»»
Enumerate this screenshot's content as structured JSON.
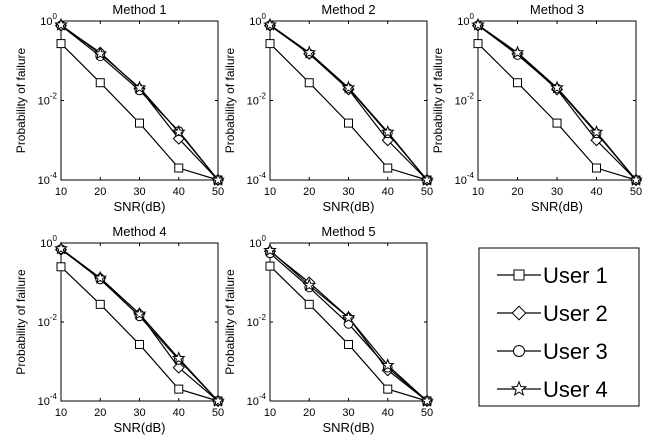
{
  "series_style": {
    "User 1": {
      "marker": "square",
      "color": "#000000"
    },
    "User 2": {
      "marker": "diamond",
      "color": "#000000"
    },
    "User 3": {
      "marker": "circle",
      "color": "#000000"
    },
    "User 4": {
      "marker": "star",
      "color": "#000000"
    }
  },
  "legend": {
    "entries": [
      "User 1",
      "User 2",
      "User 3",
      "User 4"
    ],
    "placement": "bottom-right"
  },
  "chart_data": [
    {
      "type": "line",
      "title": "Method 1",
      "xlabel": "SNR(dB)",
      "ylabel": "Probability of failure",
      "yscale": "log",
      "xlim": [
        10,
        50
      ],
      "ylim": [
        0.0001,
        1
      ],
      "xticks": [
        "10",
        "20",
        "30",
        "40",
        "50"
      ],
      "yticks": [
        {
          "value": 1,
          "exp": "0"
        },
        {
          "value": 0.01,
          "exp": "-2"
        },
        {
          "value": 0.0001,
          "exp": "-4"
        }
      ],
      "grid": false,
      "x": [
        10,
        20,
        30,
        40,
        50
      ],
      "series": [
        {
          "name": "User 1",
          "values": [
            0.27,
            0.028,
            0.0027,
            0.0002,
            0.0001
          ]
        },
        {
          "name": "User 2",
          "values": [
            0.77,
            0.16,
            0.02,
            0.0011,
            0.0001
          ]
        },
        {
          "name": "User 3",
          "values": [
            0.77,
            0.13,
            0.018,
            0.0017,
            0.0001
          ]
        },
        {
          "name": "User 4",
          "values": [
            0.8,
            0.15,
            0.021,
            0.0016,
            0.0001
          ]
        }
      ]
    },
    {
      "type": "line",
      "title": "Method 2",
      "xlabel": "SNR(dB)",
      "ylabel": "Probability of failure",
      "yscale": "log",
      "xlim": [
        10,
        50
      ],
      "ylim": [
        0.0001,
        1
      ],
      "xticks": [
        "10",
        "20",
        "30",
        "40",
        "50"
      ],
      "yticks": [
        {
          "value": 1,
          "exp": "0"
        },
        {
          "value": 0.01,
          "exp": "-2"
        },
        {
          "value": 0.0001,
          "exp": "-4"
        }
      ],
      "grid": false,
      "x": [
        10,
        20,
        30,
        40,
        50
      ],
      "series": [
        {
          "name": "User 1",
          "values": [
            0.27,
            0.028,
            0.0027,
            0.0002,
            0.0001
          ]
        },
        {
          "name": "User 2",
          "values": [
            0.77,
            0.15,
            0.019,
            0.001,
            0.0001
          ]
        },
        {
          "name": "User 3",
          "values": [
            0.78,
            0.15,
            0.02,
            0.0015,
            0.0001
          ]
        },
        {
          "name": "User 4",
          "values": [
            0.8,
            0.16,
            0.021,
            0.0016,
            0.0001
          ]
        }
      ]
    },
    {
      "type": "line",
      "title": "Method 3",
      "xlabel": "SNR(dB)",
      "ylabel": "Probability of failure",
      "yscale": "log",
      "xlim": [
        10,
        50
      ],
      "ylim": [
        0.0001,
        1
      ],
      "xticks": [
        "10",
        "20",
        "30",
        "40",
        "50"
      ],
      "yticks": [
        {
          "value": 1,
          "exp": "0"
        },
        {
          "value": 0.01,
          "exp": "-2"
        },
        {
          "value": 0.0001,
          "exp": "-4"
        }
      ],
      "grid": false,
      "x": [
        10,
        20,
        30,
        40,
        50
      ],
      "series": [
        {
          "name": "User 1",
          "values": [
            0.27,
            0.028,
            0.0027,
            0.0002,
            0.0001
          ]
        },
        {
          "name": "User 2",
          "values": [
            0.77,
            0.15,
            0.019,
            0.001,
            0.0001
          ]
        },
        {
          "name": "User 3",
          "values": [
            0.78,
            0.14,
            0.02,
            0.0015,
            0.0001
          ]
        },
        {
          "name": "User 4",
          "values": [
            0.8,
            0.16,
            0.021,
            0.0016,
            0.0001
          ]
        }
      ]
    },
    {
      "type": "line",
      "title": "Method 4",
      "xlabel": "SNR(dB)",
      "ylabel": "Probability of failure",
      "yscale": "log",
      "xlim": [
        10,
        50
      ],
      "ylim": [
        0.0001,
        1
      ],
      "xticks": [
        "10",
        "20",
        "30",
        "40",
        "50"
      ],
      "yticks": [
        {
          "value": 1,
          "exp": "0"
        },
        {
          "value": 0.01,
          "exp": "-2"
        },
        {
          "value": 0.0001,
          "exp": "-4"
        }
      ],
      "grid": false,
      "x": [
        10,
        20,
        30,
        40,
        50
      ],
      "series": [
        {
          "name": "User 1",
          "values": [
            0.25,
            0.028,
            0.0027,
            0.0002,
            0.0001
          ]
        },
        {
          "name": "User 2",
          "values": [
            0.68,
            0.13,
            0.016,
            0.0007,
            0.0001
          ]
        },
        {
          "name": "User 3",
          "values": [
            0.7,
            0.12,
            0.014,
            0.0011,
            0.0001
          ]
        },
        {
          "name": "User 4",
          "values": [
            0.72,
            0.13,
            0.016,
            0.0012,
            0.0001
          ]
        }
      ]
    },
    {
      "type": "line",
      "title": "Method 5",
      "xlabel": "SNR(dB)",
      "ylabel": "Probability of failure",
      "yscale": "log",
      "xlim": [
        10,
        50
      ],
      "ylim": [
        0.0001,
        1
      ],
      "xticks": [
        "10",
        "20",
        "30",
        "40",
        "50"
      ],
      "yticks": [
        {
          "value": 1,
          "exp": "0"
        },
        {
          "value": 0.01,
          "exp": "-2"
        },
        {
          "value": 0.0001,
          "exp": "-4"
        }
      ],
      "grid": false,
      "x": [
        10,
        20,
        30,
        40,
        50
      ],
      "series": [
        {
          "name": "User 1",
          "values": [
            0.26,
            0.028,
            0.0027,
            0.0002,
            0.0001
          ]
        },
        {
          "name": "User 2",
          "values": [
            0.62,
            0.1,
            0.013,
            0.0006,
            0.0001
          ]
        },
        {
          "name": "User 3",
          "values": [
            0.55,
            0.075,
            0.009,
            0.0007,
            0.0001
          ]
        },
        {
          "name": "User 4",
          "values": [
            0.65,
            0.085,
            0.013,
            0.0008,
            0.0001
          ]
        }
      ]
    }
  ]
}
««
Among the lines of the data above, count those holding "marker" and state only the number.

§ PROBLEM SOLUTION
4